Collection entries

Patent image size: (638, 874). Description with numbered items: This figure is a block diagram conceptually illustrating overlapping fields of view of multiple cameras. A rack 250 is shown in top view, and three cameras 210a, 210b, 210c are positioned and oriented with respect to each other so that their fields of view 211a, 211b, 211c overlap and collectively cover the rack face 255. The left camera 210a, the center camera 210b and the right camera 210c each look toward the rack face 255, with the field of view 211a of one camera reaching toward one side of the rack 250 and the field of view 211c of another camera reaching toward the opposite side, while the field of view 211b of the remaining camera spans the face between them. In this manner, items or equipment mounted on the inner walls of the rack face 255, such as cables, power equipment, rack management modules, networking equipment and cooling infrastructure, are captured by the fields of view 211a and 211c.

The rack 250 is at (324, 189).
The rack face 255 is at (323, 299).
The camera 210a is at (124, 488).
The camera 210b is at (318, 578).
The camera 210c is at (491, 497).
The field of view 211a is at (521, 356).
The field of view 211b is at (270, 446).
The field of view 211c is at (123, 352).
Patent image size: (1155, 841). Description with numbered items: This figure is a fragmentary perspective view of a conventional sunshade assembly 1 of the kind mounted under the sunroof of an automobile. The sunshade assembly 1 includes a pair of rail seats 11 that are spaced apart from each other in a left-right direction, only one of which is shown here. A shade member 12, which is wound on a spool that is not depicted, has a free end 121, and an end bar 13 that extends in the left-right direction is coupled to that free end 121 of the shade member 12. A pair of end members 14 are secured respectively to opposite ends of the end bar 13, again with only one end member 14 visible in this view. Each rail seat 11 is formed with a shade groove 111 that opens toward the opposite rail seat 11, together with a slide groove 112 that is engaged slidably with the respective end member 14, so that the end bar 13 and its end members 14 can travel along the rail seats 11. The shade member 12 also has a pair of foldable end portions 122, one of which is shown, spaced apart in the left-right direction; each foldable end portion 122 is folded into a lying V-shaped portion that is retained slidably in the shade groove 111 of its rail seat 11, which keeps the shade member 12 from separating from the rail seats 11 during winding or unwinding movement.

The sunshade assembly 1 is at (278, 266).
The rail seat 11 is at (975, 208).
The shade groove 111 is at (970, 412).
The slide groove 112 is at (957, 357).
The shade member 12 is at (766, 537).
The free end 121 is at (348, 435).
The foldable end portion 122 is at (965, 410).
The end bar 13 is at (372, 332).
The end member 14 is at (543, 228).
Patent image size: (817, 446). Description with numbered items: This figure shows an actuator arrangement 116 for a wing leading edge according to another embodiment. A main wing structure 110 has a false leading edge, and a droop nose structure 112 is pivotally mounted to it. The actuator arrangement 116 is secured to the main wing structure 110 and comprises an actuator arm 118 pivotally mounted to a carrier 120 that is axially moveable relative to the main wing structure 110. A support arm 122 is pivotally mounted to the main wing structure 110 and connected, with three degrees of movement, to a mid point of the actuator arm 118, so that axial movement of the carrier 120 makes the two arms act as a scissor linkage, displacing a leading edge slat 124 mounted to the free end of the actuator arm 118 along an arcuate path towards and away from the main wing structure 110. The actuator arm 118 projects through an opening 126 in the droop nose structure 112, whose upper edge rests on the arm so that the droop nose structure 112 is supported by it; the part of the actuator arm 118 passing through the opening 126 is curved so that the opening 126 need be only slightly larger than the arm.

The request
Copy out every line of the data above, keeping each one unchanged.

Finished answer
Patent image size: (638, 874). Description with numbered items: This figure is a block diagram conceptually illustrating overlapping fields of view of multiple cameras. A rack 250 is shown in top view, and three cameras 210a, 210b, 210c are positioned and oriented with respect to each other so that their fields of view 211a, 211b, 211c overlap and collectively cover the rack face 255. The left camera 210a, the center camera 210b and the right camera 210c each look toward the rack face 255, with the field of view 211a of one camera reaching toward one side of the rack 250 and the field of view 211c of another camera reaching toward the opposite side, while the field of view 211b of the remaining camera spans the face between them. In this manner, items or equipment mounted on the inner walls of the rack face 255, such as cables, power equipment, rack management modules, networking equipment and cooling infrastructure, are captured by the fields of view 211a and 211c.

The rack 250 is at (324, 189).
The rack face 255 is at (323, 299).
The camera 210a is at (124, 488).
The camera 210b is at (318, 578).
The camera 210c is at (491, 497).
The field of view 211a is at (521, 356).
The field of view 211b is at (270, 446).
The field of view 211c is at (123, 352).
Patent image size: (1155, 841). Description with numbered items: This figure is a fragmentary perspective view of a conventional sunshade assembly 1 of the kind mounted under the sunroof of an automobile. The sunshade assembly 1 includes a pair of rail seats 11 that are spaced apart from each other in a left-right direction, only one of which is shown here. A shade member 12, which is wound on a spool that is not depicted, has a free end 121, and an end bar 13 that extends in the left-right direction is coupled to that free end 121 of the shade member 12. A pair of end members 14 are secured respectively to opposite ends of the end bar 13, again with only one end member 14 visible in this view. Each rail seat 11 is formed with a shade groove 111 that opens toward the opposite rail seat 11, together with a slide groove 112 that is engaged slidably with the respective end member 14, so that the end bar 13 and its end members 14 can travel along the rail seats 11. The shade member 12 also has a pair of foldable end portions 122, one of which is shown, spaced apart in the left-right direction; each foldable end portion 122 is folded into a lying V-shaped portion that is retained slidably in the shade groove 111 of its rail seat 11, which keeps the shade member 12 from separating from the rail seats 11 during winding or unwinding movement.

The sunshade assembly 1 is at (278, 266).
The rail seat 11 is at (975, 208).
The shade groove 111 is at (970, 412).
The slide groove 112 is at (957, 357).
The shade member 12 is at (766, 537).
The free end 121 is at (348, 435).
The foldable end portion 122 is at (965, 410).
The end bar 13 is at (372, 332).
The end member 14 is at (543, 228).
Patent image size: (817, 446). Description with numbered items: This figure shows an actuator arrangement 116 for a wing leading edge according to another embodiment. A main wing structure 110 has a false leading edge, and a droop nose structure 112 is pivotally mounted to it. The actuator arrangement 116 is secured to the main wing structure 110 and comprises an actuator arm 118 pivotally mounted to a carrier 120 that is axially moveable relative to the main wing structure 110. A support arm 122 is pivotally mounted to the main wing structure 110 and connected, with three degrees of movement, to a mid point of the actuator arm 118, so that axial movement of the carrier 120 makes the two arms act as a scissor linkage, displacing a leading edge slat 124 mounted to the free end of the actuator arm 118 along an arcuate path towards and away from the main wing structure 110. The actuator arm 118 projects through an opening 126 in the droop nose structure 112, whose upper edge rests on the arm so that the droop nose structure 112 is supported by it; the part of the actuator arm 118 passing through the opening 126 is curved so that the opening 126 need be only slightly larger than the arm.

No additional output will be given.